Count the lines below that contain the string "details", and reply with the number alone.

Excerpts from a layout annotation set:
◇ ◇ ◇ ◇ ◇ ◇ ◇
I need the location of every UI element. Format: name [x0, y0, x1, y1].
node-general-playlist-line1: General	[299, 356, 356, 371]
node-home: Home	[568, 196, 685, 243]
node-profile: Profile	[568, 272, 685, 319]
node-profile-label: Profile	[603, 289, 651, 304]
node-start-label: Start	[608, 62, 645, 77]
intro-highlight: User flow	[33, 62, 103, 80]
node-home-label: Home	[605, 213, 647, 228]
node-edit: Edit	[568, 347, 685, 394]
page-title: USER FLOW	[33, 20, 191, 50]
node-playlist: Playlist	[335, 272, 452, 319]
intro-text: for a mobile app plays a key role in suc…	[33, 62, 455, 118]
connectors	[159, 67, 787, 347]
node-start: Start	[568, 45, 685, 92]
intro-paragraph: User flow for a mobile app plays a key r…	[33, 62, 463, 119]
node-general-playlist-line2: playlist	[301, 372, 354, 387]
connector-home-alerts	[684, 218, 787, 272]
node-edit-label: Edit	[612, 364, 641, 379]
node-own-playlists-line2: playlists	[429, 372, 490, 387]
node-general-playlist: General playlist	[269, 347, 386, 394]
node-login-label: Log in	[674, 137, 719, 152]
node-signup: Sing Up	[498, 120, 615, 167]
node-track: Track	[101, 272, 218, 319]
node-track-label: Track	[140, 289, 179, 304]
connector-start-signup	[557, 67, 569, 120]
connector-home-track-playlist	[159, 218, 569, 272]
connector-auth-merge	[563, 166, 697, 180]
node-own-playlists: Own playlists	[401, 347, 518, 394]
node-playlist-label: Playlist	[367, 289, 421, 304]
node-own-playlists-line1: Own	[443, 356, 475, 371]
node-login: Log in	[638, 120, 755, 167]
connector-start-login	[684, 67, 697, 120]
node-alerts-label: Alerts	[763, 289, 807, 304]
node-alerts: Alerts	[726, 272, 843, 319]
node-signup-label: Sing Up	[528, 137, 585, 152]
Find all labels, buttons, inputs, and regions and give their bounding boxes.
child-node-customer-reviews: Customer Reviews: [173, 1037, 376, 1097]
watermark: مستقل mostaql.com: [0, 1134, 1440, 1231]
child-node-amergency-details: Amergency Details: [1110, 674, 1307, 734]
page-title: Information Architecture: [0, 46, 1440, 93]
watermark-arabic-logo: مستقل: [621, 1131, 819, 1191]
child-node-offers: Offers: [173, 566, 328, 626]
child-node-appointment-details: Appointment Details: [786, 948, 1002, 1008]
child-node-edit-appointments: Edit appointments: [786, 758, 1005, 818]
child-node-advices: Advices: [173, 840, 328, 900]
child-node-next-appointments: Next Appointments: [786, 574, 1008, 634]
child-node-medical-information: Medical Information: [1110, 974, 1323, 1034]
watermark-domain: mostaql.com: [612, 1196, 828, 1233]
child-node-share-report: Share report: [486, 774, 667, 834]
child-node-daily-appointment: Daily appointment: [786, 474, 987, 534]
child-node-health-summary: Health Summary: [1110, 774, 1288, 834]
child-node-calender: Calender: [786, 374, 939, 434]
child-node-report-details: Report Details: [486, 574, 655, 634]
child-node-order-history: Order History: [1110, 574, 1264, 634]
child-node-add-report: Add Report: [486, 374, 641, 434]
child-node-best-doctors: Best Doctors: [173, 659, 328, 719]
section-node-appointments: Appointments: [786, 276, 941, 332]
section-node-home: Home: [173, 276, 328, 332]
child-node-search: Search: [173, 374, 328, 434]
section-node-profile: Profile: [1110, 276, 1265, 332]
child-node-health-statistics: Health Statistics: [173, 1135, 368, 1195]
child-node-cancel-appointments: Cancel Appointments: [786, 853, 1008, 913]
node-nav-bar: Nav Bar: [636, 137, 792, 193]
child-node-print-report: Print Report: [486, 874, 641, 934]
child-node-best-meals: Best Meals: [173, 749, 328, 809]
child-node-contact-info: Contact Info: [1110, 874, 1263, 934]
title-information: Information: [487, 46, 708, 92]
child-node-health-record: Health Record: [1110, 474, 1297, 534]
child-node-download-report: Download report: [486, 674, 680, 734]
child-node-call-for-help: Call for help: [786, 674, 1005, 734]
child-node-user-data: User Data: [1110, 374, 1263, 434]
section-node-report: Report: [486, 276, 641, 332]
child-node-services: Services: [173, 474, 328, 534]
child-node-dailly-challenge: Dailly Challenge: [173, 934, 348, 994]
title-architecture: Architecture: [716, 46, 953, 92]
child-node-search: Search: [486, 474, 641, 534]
◇ ◇ ◇ ◇ ◇ ◇ ◇
Written response: 3